_What needs to be done_. You are to retype all of the data exactly as it appears.

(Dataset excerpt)
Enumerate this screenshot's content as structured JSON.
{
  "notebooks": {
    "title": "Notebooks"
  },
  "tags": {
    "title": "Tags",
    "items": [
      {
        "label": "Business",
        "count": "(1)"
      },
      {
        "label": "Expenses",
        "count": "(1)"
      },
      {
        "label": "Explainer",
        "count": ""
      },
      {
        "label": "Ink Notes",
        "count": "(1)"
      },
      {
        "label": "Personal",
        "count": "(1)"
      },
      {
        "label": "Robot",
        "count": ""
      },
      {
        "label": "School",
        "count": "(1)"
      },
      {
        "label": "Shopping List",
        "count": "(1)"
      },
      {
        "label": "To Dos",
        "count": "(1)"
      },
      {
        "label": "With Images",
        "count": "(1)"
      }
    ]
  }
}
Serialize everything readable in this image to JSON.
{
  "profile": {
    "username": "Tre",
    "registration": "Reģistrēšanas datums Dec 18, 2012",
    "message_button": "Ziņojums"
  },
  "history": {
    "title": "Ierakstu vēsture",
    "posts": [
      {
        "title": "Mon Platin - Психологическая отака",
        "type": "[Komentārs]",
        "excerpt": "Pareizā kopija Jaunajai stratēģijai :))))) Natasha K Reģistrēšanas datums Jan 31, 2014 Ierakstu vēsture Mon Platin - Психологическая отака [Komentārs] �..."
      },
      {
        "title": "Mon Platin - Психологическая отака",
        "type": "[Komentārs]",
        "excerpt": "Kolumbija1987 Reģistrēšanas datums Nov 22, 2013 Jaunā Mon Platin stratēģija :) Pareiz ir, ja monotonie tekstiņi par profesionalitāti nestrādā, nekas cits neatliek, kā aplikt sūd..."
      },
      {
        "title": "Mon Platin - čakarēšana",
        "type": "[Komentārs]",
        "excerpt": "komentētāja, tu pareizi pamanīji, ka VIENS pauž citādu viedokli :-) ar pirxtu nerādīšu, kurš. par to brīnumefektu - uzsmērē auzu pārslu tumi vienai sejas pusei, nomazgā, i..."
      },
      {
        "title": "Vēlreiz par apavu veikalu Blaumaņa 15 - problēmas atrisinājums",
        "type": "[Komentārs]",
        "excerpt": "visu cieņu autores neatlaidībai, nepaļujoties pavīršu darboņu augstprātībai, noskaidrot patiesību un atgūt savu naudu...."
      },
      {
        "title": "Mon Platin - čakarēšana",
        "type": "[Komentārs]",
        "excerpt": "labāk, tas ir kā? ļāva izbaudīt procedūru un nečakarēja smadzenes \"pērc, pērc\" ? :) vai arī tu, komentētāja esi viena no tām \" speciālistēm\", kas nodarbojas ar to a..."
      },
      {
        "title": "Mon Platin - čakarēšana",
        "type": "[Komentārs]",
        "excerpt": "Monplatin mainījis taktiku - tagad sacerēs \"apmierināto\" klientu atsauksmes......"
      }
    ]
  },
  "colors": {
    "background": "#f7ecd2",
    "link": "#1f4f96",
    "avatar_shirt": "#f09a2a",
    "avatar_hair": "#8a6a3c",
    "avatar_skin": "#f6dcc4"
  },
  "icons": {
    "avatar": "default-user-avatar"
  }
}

_Response for this exercise_.
Enumerate this screenshot's content as structured JSON.
{
  "notebooks": {
    "title": "Notebooks"
  },
  "tags": {
    "title": "Tags",
    "items": [
      {
        "label": "Business",
        "count": "(1)"
      },
      {
        "label": "Expenses",
        "count": "(1)"
      },
      {
        "label": "Explainer",
        "count": ""
      },
      {
        "label": "Ink Notes",
        "count": "(1)"
      },
      {
        "label": "Personal",
        "count": "(1)"
      },
      {
        "label": "Robot",
        "count": ""
      },
      {
        "label": "School",
        "count": "(1)"
      },
      {
        "label": "Shopping List",
        "count": "(1)"
      },
      {
        "label": "To Dos",
        "count": "(1)"
      },
      {
        "label": "With Images",
        "count": "(1)"
      }
    ]
  }
}
Serialize everything readable in this image to JSON.
{
  "profile": {
    "username": "Tre",
    "registration": "Reģistrēšanas datums Dec 18, 2012",
    "message_button": "Ziņojums"
  },
  "history": {
    "title": "Ierakstu vēsture",
    "posts": [
      {
        "title": "Mon Platin - Психологическая отака",
        "type": "[Komentārs]",
        "excerpt": "Pareizā kopija Jaunajai stratēģijai :))))) Natasha K Reģistrēšanas datums Jan 31, 2014 Ierakstu vēsture Mon Platin - Психологическая отака [Komentārs] �..."
      },
      {
        "title": "Mon Platin - Психологическая отака",
        "type": "[Komentārs]",
        "excerpt": "Kolumbija1987 Reģistrēšanas datums Nov 22, 2013 Jaunā Mon Platin stratēģija :) Pareiz ir, ja monotonie tekstiņi par profesionalitāti nestrādā, nekas cits neatliek, kā aplikt sūd..."
      },
      {
        "title": "Mon Platin - čakarēšana",
        "type": "[Komentārs]",
        "excerpt": "komentētāja, tu pareizi pamanīji, ka VIENS pauž citādu viedokli :-) ar pirxtu nerādīšu, kurš. par to brīnumefektu - uzsmērē auzu pārslu tumi vienai sejas pusei, nomazgā, i..."
      },
      {
        "title": "Vēlreiz par apavu veikalu Blaumaņa 15 - problēmas atrisinājums",
        "type": "[Komentārs]",
        "excerpt": "visu cieņu autores neatlaidībai, nepaļujoties pavīršu darboņu augstprātībai, noskaidrot patiesību un atgūt savu naudu...."
      },
      {
        "title": "Mon Platin - čakarēšana",
        "type": "[Komentārs]",
        "excerpt": "labāk, tas ir kā? ļāva izbaudīt procedūru un nečakarēja smadzenes \"pērc, pērc\" ? :) vai arī tu, komentētāja esi viena no tām \" speciālistēm\", kas nodarbojas ar to a..."
      },
      {
        "title": "Mon Platin - čakarēšana",
        "type": "[Komentārs]",
        "excerpt": "Monplatin mainījis taktiku - tagad sacerēs \"apmierināto\" klientu atsauksmes......"
      }
    ]
  },
  "colors": {
    "background": "#f7ecd2",
    "link": "#1f4f96",
    "avatar_shirt": "#f09a2a",
    "avatar_hair": "#8a6a3c",
    "avatar_skin": "#f6dcc4"
  },
  "icons": {
    "avatar": "default-user-avatar"
  }
}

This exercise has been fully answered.